» What to produce: Filter the entries below, keeping only lines with the word "name".

» Data for processing:
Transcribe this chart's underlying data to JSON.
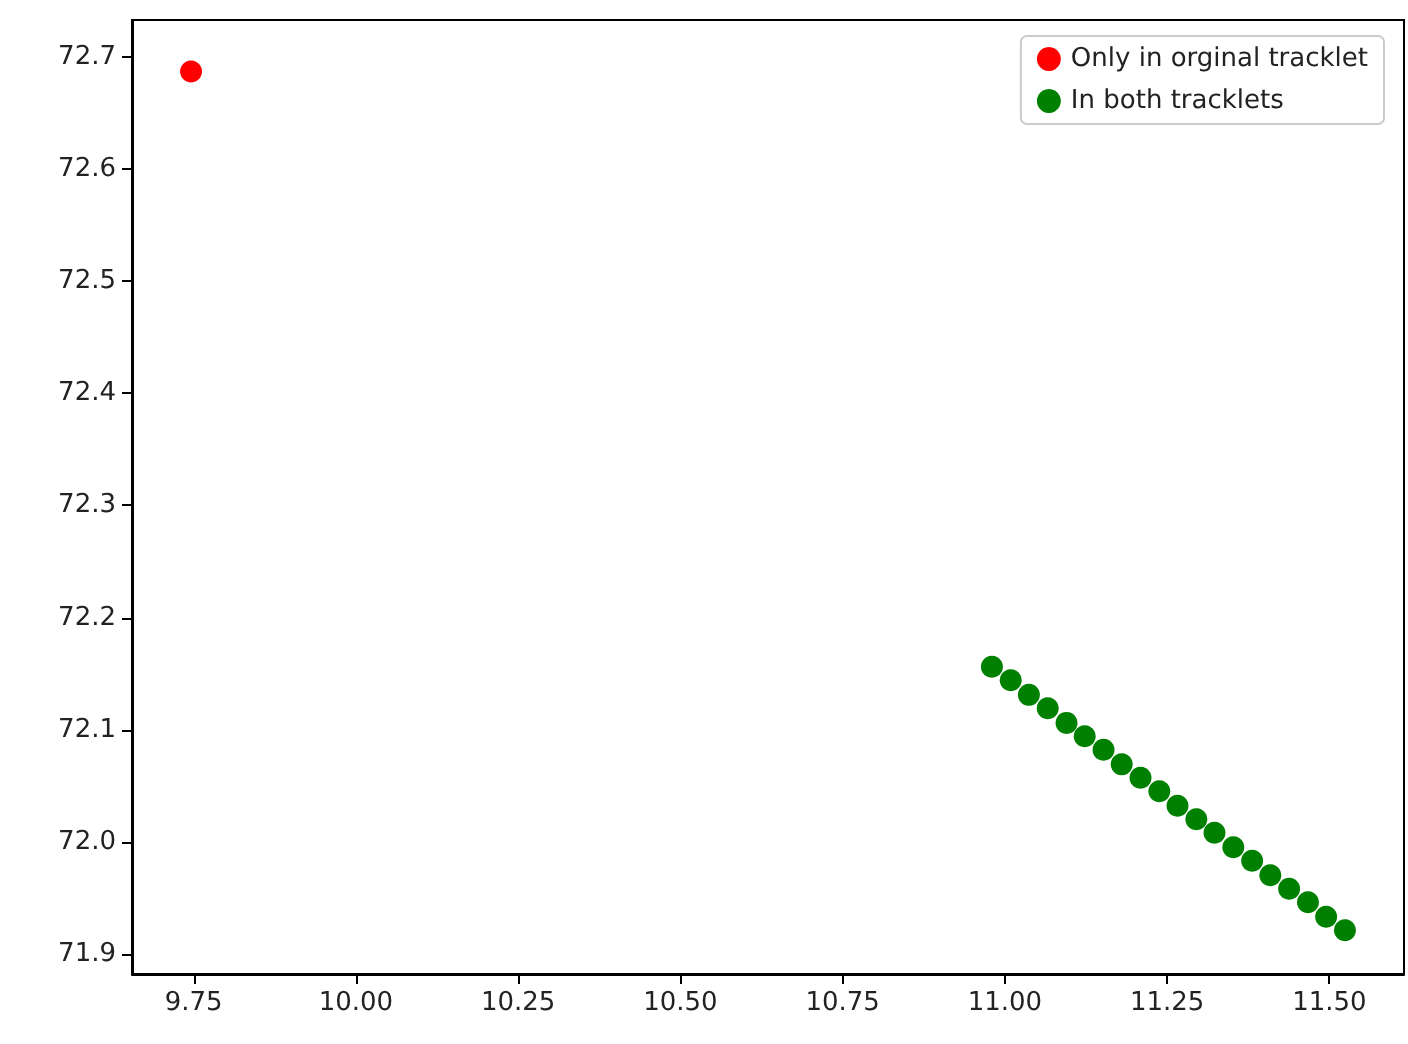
{
  "chart_data": {
    "type": "scatter",
    "marker": "circle",
    "grid": false,
    "legend": "top right",
    "xlim": [
      9.655,
      11.615
    ],
    "xticks": [
      {
        "value": 9.75,
        "label": "9.75"
      },
      {
        "value": 10.0,
        "label": "10.00"
      },
      {
        "value": 10.25,
        "label": "10.25"
      },
      {
        "value": 10.5,
        "label": "10.50"
      },
      {
        "value": 10.75,
        "label": "10.75"
      },
      {
        "value": 11.0,
        "label": "11.00"
      },
      {
        "value": 11.25,
        "label": "11.25"
      },
      {
        "value": 11.5,
        "label": "11.50"
      }
    ],
    "ylim": [
      71.882,
      72.733
    ],
    "yticks": [
      {
        "value": 71.9,
        "label": "71.9"
      },
      {
        "value": 72.0,
        "label": "72.0"
      },
      {
        "value": 72.1,
        "label": "72.1"
      },
      {
        "value": 72.2,
        "label": "72.2"
      },
      {
        "value": 72.3,
        "label": "72.3"
      },
      {
        "value": 72.4,
        "label": "72.4"
      },
      {
        "value": 72.5,
        "label": "72.5"
      },
      {
        "value": 72.6,
        "label": "72.6"
      },
      {
        "value": 72.7,
        "label": "72.7"
      }
    ],
    "series": [
      {
        "name": "Only in orginal tracklet",
        "color": "#ff0000",
        "x": [
          9.746
        ],
        "values": [
          72.687
        ]
      },
      {
        "name": "In both tracklets",
        "color": "#008000",
        "x": [
          10.98,
          11.009,
          11.037,
          11.066,
          11.095,
          11.123,
          11.152,
          11.18,
          11.209,
          11.238,
          11.266,
          11.295,
          11.323,
          11.352,
          11.381,
          11.409,
          11.438,
          11.467,
          11.495,
          11.524
        ],
        "values": [
          72.156,
          72.144,
          72.131,
          72.119,
          72.106,
          72.094,
          72.082,
          72.069,
          72.057,
          72.045,
          72.032,
          72.02,
          72.008,
          71.995,
          71.983,
          71.97,
          71.958,
          71.946,
          71.933,
          71.921
        ]
      }
    ]
  }
}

» Written answer:
        "name": "Only in orginal tracklet",
        "name": "In both tracklets",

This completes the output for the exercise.